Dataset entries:
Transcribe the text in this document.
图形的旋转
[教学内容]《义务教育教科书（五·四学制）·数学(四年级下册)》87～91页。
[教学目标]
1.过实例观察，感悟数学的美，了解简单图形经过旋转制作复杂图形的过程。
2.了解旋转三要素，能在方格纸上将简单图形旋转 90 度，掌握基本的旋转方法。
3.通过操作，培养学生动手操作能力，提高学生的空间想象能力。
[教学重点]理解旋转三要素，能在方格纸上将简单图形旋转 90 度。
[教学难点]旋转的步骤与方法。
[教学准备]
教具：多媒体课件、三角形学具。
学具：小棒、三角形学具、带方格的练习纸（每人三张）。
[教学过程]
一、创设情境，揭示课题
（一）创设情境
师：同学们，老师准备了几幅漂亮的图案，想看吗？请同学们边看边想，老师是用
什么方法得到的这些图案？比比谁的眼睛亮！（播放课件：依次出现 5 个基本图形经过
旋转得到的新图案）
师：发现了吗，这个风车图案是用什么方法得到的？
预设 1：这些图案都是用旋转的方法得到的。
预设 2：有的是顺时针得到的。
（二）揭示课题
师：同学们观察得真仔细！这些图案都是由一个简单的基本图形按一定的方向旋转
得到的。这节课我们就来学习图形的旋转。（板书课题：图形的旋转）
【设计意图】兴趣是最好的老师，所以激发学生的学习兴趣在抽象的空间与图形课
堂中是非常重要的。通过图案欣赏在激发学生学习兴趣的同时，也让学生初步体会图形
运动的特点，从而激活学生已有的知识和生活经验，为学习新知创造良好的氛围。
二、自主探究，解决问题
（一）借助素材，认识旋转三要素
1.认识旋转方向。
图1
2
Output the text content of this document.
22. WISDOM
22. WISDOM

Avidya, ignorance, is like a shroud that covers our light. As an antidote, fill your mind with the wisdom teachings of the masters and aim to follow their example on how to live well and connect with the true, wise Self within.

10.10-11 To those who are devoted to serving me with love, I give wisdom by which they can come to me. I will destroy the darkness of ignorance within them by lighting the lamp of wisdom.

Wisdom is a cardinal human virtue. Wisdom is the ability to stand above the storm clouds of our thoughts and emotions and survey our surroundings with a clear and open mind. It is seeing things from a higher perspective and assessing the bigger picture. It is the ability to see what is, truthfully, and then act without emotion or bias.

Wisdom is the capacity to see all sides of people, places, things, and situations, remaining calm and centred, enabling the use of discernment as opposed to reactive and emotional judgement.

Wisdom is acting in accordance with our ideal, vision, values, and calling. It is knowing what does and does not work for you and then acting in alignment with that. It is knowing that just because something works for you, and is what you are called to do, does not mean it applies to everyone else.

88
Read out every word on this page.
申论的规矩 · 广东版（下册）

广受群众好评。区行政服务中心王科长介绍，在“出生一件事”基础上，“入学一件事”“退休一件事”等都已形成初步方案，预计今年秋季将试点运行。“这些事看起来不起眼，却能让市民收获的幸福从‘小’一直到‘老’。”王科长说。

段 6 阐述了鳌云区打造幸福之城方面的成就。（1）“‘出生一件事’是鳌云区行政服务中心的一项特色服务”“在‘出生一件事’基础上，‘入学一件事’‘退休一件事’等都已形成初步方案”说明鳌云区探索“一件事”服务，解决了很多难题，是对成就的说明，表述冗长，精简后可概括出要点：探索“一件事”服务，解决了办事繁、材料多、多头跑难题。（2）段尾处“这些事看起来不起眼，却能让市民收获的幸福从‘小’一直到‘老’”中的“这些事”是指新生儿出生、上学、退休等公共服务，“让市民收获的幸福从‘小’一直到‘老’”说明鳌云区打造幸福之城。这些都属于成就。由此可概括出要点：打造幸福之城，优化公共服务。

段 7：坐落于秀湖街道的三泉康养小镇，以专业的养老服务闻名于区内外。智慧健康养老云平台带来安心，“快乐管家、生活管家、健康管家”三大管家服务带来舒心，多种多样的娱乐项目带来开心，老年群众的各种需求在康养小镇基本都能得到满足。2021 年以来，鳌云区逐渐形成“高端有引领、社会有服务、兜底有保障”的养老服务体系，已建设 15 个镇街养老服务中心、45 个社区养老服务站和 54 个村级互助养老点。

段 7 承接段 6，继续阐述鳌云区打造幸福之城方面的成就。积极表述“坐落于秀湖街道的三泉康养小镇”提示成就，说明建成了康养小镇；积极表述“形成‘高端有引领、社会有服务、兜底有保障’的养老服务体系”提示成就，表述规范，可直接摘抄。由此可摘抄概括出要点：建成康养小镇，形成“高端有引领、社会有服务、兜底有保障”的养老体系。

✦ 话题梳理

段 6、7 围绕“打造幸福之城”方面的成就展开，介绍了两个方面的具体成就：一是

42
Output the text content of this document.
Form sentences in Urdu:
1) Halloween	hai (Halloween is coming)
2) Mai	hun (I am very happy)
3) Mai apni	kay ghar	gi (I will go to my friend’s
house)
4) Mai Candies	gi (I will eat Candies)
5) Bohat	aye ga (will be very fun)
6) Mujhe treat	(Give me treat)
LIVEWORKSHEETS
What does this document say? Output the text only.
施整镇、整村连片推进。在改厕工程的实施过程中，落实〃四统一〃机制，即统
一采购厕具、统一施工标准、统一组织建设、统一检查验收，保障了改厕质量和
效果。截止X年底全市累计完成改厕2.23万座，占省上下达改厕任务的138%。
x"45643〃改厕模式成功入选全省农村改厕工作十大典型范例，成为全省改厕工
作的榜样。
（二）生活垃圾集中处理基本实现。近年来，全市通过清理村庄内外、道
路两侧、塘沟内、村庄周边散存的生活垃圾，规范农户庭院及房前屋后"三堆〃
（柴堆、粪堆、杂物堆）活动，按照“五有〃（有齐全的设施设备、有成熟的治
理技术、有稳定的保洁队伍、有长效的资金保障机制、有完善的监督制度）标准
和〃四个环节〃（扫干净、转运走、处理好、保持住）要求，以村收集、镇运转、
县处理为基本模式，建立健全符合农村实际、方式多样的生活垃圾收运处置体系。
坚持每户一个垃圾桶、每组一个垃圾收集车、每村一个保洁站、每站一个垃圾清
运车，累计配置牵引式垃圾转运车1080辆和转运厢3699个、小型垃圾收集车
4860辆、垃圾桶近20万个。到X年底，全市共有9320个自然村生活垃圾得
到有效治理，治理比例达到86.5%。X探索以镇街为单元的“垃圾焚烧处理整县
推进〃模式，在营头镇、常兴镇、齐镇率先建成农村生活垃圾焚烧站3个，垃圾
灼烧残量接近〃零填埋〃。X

→ **To do**: Using the listing, copy every line where the word "能在方格纸上将简单图形旋转" shows up.

→ **Response below**:
2.了解旋转三要素，能在方格纸上将简单图形旋转 90 度，掌握基本的旋转方法。
[教学重点]理解旋转三要素，能在方格纸上将简单图形旋转 90 度。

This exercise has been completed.